-- start of Stored data --
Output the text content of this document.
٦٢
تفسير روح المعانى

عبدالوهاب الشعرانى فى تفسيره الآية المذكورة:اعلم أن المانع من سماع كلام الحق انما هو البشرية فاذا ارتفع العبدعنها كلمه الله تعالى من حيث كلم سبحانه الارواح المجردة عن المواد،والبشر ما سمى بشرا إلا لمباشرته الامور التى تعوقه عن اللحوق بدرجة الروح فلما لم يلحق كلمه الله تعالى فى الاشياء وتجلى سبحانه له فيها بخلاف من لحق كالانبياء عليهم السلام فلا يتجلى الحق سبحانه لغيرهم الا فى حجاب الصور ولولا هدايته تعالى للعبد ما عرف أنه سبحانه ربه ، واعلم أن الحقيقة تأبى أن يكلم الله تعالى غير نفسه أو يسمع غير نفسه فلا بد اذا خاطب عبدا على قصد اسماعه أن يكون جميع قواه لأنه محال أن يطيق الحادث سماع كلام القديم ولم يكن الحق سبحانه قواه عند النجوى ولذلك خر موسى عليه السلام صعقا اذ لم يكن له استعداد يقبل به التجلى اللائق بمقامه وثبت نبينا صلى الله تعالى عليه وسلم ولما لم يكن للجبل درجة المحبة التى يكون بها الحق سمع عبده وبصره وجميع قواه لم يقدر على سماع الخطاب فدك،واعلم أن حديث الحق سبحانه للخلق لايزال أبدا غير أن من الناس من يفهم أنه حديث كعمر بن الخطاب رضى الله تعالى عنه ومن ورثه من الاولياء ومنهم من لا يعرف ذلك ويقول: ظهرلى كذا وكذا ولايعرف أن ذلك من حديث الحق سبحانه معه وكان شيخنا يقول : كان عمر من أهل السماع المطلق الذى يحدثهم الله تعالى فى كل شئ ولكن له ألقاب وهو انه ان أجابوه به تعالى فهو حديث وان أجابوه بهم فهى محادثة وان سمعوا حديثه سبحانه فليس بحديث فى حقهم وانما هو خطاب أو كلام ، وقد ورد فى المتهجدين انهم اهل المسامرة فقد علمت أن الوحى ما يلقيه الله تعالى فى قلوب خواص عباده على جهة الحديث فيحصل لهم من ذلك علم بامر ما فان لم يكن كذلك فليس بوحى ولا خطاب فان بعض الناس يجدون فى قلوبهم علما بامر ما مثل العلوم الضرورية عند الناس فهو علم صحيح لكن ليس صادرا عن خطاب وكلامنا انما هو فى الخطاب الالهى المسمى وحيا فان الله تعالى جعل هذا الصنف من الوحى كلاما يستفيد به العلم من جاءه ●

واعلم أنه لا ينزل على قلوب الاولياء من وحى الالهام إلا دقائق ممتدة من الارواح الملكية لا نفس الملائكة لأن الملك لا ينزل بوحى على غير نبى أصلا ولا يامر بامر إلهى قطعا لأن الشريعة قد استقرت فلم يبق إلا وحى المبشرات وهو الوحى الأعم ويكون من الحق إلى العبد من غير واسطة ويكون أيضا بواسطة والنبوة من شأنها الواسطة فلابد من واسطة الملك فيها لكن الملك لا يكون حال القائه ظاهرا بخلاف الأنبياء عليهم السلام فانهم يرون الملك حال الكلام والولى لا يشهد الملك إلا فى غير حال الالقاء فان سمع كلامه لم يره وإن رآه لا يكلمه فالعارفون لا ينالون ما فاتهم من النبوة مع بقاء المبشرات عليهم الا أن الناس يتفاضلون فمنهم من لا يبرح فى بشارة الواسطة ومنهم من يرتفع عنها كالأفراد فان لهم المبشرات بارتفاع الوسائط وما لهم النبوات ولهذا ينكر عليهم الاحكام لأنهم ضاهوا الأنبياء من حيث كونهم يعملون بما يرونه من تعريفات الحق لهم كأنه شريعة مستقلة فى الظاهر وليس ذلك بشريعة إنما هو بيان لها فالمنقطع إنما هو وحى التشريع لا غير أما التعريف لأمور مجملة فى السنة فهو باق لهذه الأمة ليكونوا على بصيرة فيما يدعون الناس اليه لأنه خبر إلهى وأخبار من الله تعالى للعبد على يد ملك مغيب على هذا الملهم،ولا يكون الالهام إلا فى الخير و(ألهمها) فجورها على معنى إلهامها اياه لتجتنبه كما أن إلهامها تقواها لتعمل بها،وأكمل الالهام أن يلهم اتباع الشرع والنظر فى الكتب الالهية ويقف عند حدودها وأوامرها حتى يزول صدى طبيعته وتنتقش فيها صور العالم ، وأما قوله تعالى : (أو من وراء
-- end of Stored data --
### Given task
Go through the material above line by line and copy it exactly.

### Result for this task
Output the text content of this document.
٦٢
تفسير روح المعانى

عبدالوهاب الشعرانى فى تفسيره الآية المذكورة:اعلم أن المانع من سماع كلام الحق انما هو البشرية فاذا ارتفع العبدعنها كلمه الله تعالى من حيث كلم سبحانه الارواح المجردة عن المواد،والبشر ما سمى بشرا إلا لمباشرته الامور التى تعوقه عن اللحوق بدرجة الروح فلما لم يلحق كلمه الله تعالى فى الاشياء وتجلى سبحانه له فيها بخلاف من لحق كالانبياء عليهم السلام فلا يتجلى الحق سبحانه لغيرهم الا فى حجاب الصور ولولا هدايته تعالى للعبد ما عرف أنه سبحانه ربه ، واعلم أن الحقيقة تأبى أن يكلم الله تعالى غير نفسه أو يسمع غير نفسه فلا بد اذا خاطب عبدا على قصد اسماعه أن يكون جميع قواه لأنه محال أن يطيق الحادث سماع كلام القديم ولم يكن الحق سبحانه قواه عند النجوى ولذلك خر موسى عليه السلام صعقا اذ لم يكن له استعداد يقبل به التجلى اللائق بمقامه وثبت نبينا صلى الله تعالى عليه وسلم ولما لم يكن للجبل درجة المحبة التى يكون بها الحق سمع عبده وبصره وجميع قواه لم يقدر على سماع الخطاب فدك،واعلم أن حديث الحق سبحانه للخلق لايزال أبدا غير أن من الناس من يفهم أنه حديث كعمر بن الخطاب رضى الله تعالى عنه ومن ورثه من الاولياء ومنهم من لا يعرف ذلك ويقول: ظهرلى كذا وكذا ولايعرف أن ذلك من حديث الحق سبحانه معه وكان شيخنا يقول : كان عمر من أهل السماع المطلق الذى يحدثهم الله تعالى فى كل شئ ولكن له ألقاب وهو انه ان أجابوه به تعالى فهو حديث وان أجابوه بهم فهى محادثة وان سمعوا حديثه سبحانه فليس بحديث فى حقهم وانما هو خطاب أو كلام ، وقد ورد فى المتهجدين انهم اهل المسامرة فقد علمت أن الوحى ما يلقيه الله تعالى فى قلوب خواص عباده على جهة الحديث فيحصل لهم من ذلك علم بامر ما فان لم يكن كذلك فليس بوحى ولا خطاب فان بعض الناس يجدون فى قلوبهم علما بامر ما مثل العلوم الضرورية عند الناس فهو علم صحيح لكن ليس صادرا عن خطاب وكلامنا انما هو فى الخطاب الالهى المسمى وحيا فان الله تعالى جعل هذا الصنف من الوحى كلاما يستفيد به العلم من جاءه ●

واعلم أنه لا ينزل على قلوب الاولياء من وحى الالهام إلا دقائق ممتدة من الارواح الملكية لا نفس الملائكة لأن الملك لا ينزل بوحى على غير نبى أصلا ولا يامر بامر إلهى قطعا لأن الشريعة قد استقرت فلم يبق إلا وحى المبشرات وهو الوحى الأعم ويكون من الحق إلى العبد من غير واسطة ويكون أيضا بواسطة والنبوة من شأنها الواسطة فلابد من واسطة الملك فيها لكن الملك لا يكون حال القائه ظاهرا بخلاف الأنبياء عليهم السلام فانهم يرون الملك حال الكلام والولى لا يشهد الملك إلا فى غير حال الالقاء فان سمع كلامه لم يره وإن رآه لا يكلمه فالعارفون لا ينالون ما فاتهم من النبوة مع بقاء المبشرات عليهم الا أن الناس يتفاضلون فمنهم من لا يبرح فى بشارة الواسطة ومنهم من يرتفع عنها كالأفراد فان لهم المبشرات بارتفاع الوسائط وما لهم النبوات ولهذا ينكر عليهم الاحكام لأنهم ضاهوا الأنبياء من حيث كونهم يعملون بما يرونه من تعريفات الحق لهم كأنه شريعة مستقلة فى الظاهر وليس ذلك بشريعة إنما هو بيان لها فالمنقطع إنما هو وحى التشريع لا غير أما التعريف لأمور مجملة فى السنة فهو باق لهذه الأمة ليكونوا على بصيرة فيما يدعون الناس اليه لأنه خبر إلهى وأخبار من الله تعالى للعبد على يد ملك مغيب على هذا الملهم،ولا يكون الالهام إلا فى الخير و(ألهمها) فجورها على معنى إلهامها اياه لتجتنبه كما أن إلهامها تقواها لتعمل بها،وأكمل الالهام أن يلهم اتباع الشرع والنظر فى الكتب الالهية ويقف عند حدودها وأوامرها حتى يزول صدى طبيعته وتنتقش فيها صور العالم ، وأما قوله تعالى : (أو من وراء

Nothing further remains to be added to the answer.